(What the task requires):
Provide an exact copy of the data, excluding the images.

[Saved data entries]
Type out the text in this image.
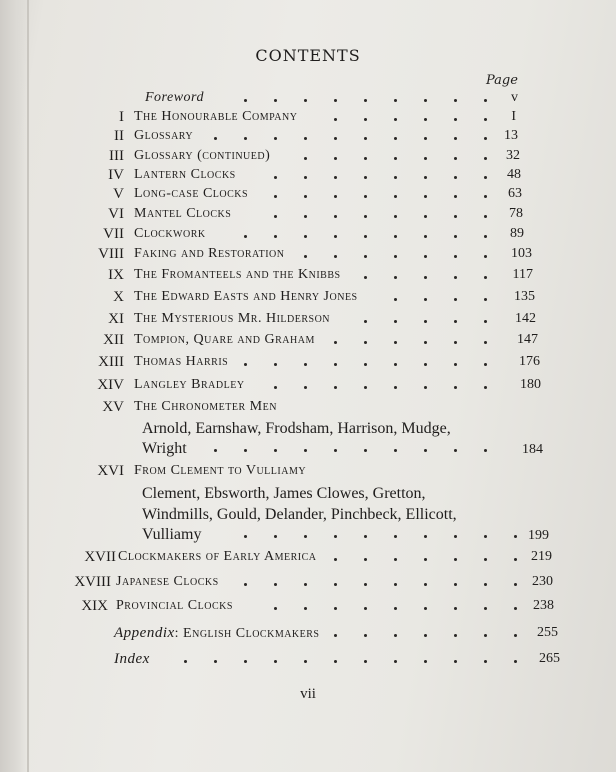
CONTENTS
Page
Foreword	v
I The Honourable Company	I
II Glossary	13
III Glossary (continued)	32
IV Lantern Clocks	48
V Long-case Clocks	63
VI Mantel Clocks	78
VII Clockwork	89
VIII Faking and Restoration	103
IX The Fromanteels and the Knibbs	117
X The Edward Easts and Henry Jones	135
XI The Mysterious Mr. Hilderson	142
XII Tompion, Quare and Graham	147
XIII Thomas Harris	176
XIV Langley Bradley	180
XV The Chronometer Men
Arnold, Earnshaw, Frodsham, Harrison, Mudge,
Wright	184
XVI From Clement to Vulliamy
Clement, Ebsworth, James Clowes, Gretton,
Windmills, Gould, Delander, Pinchbeck, Ellicott,
Vulliamy	199
XVII Clockmakers of Early America	219
XVIII Japanese Clocks	230
XIX Provincial Clocks	238
Appendix: English Clockmakers	255
Index	265
vii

(Exercise answer):
Type out the text in this image.
CONTENTS
Page
Foreword	v
I The Honourable Company	I
II Glossary	13
III Glossary (continued)	32
IV Lantern Clocks	48
V Long-case Clocks	63
VI Mantel Clocks	78
VII Clockwork	89
VIII Faking and Restoration	103
IX The Fromanteels and the Knibbs	117
X The Edward Easts and Henry Jones	135
XI The Mysterious Mr. Hilderson	142
XII Tompion, Quare and Graham	147
XIII Thomas Harris	176
XIV Langley Bradley	180
XV The Chronometer Men
Arnold, Earnshaw, Frodsham, Harrison, Mudge,
Wright	184
XVI From Clement to Vulliamy
Clement, Ebsworth, James Clowes, Gretton,
Windmills, Gould, Delander, Pinchbeck, Ellicott,
Vulliamy	199
XVII Clockmakers of Early America	219
XVIII Japanese Clocks	230
XIX Provincial Clocks	238
Appendix: English Clockmakers	255
Index	265
vii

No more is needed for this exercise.